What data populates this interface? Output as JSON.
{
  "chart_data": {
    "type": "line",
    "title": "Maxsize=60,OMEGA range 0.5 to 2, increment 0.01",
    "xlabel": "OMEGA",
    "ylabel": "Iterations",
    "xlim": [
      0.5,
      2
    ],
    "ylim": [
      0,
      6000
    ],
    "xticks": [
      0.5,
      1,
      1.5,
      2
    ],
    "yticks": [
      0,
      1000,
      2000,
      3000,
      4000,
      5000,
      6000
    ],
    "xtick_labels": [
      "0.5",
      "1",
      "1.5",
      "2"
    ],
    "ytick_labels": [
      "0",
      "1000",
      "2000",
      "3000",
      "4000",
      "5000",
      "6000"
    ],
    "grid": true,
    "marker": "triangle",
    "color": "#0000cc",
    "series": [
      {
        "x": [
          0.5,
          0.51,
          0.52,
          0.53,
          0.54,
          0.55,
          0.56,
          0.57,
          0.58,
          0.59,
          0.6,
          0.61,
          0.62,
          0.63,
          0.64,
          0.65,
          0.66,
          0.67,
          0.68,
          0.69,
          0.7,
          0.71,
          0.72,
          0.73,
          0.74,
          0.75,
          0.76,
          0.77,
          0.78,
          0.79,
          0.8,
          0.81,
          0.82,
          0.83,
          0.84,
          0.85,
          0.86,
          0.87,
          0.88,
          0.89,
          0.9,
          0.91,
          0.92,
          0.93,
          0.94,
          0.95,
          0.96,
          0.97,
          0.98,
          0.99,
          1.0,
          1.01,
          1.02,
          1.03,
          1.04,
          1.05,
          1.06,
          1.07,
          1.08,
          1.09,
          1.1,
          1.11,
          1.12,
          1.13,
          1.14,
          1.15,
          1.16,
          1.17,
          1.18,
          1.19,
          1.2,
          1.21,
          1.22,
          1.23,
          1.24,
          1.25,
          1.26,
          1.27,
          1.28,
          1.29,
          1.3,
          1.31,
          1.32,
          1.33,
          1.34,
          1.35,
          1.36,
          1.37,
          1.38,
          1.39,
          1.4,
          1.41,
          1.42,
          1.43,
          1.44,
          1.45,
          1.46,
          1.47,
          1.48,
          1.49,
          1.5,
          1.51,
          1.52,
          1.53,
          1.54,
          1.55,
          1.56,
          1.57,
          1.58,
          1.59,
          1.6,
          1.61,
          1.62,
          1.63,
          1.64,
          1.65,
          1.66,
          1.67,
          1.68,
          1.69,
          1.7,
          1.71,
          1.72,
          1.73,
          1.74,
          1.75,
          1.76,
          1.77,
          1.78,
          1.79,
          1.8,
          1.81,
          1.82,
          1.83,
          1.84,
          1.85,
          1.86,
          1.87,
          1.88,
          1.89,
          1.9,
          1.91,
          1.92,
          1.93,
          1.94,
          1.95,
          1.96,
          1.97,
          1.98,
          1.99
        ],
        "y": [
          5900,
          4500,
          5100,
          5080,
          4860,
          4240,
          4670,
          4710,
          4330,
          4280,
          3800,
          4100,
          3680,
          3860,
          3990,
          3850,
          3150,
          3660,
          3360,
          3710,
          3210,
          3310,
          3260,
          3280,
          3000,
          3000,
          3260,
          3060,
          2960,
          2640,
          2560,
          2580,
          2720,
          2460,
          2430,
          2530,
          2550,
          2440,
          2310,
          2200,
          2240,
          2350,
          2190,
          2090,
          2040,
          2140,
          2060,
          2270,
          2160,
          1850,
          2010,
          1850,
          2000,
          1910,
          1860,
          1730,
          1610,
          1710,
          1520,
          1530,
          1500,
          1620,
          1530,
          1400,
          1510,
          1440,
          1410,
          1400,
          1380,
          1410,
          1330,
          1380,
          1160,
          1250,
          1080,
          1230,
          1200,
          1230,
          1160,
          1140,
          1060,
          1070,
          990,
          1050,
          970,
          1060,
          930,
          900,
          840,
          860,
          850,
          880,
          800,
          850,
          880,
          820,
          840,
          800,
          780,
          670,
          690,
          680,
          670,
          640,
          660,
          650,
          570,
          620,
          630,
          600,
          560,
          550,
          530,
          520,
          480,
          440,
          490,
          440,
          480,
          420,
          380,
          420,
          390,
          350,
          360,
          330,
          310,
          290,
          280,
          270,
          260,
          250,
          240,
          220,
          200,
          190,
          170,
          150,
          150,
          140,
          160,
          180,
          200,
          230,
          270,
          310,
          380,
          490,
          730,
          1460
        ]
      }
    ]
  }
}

## Your instructions
Copy each line from the records above that includes the string "OMEGA".

## Solution to the exercise
    "title": "Maxsize=60,OMEGA range 0.5 to 2, increment 0.01",
    "xlabel": "OMEGA",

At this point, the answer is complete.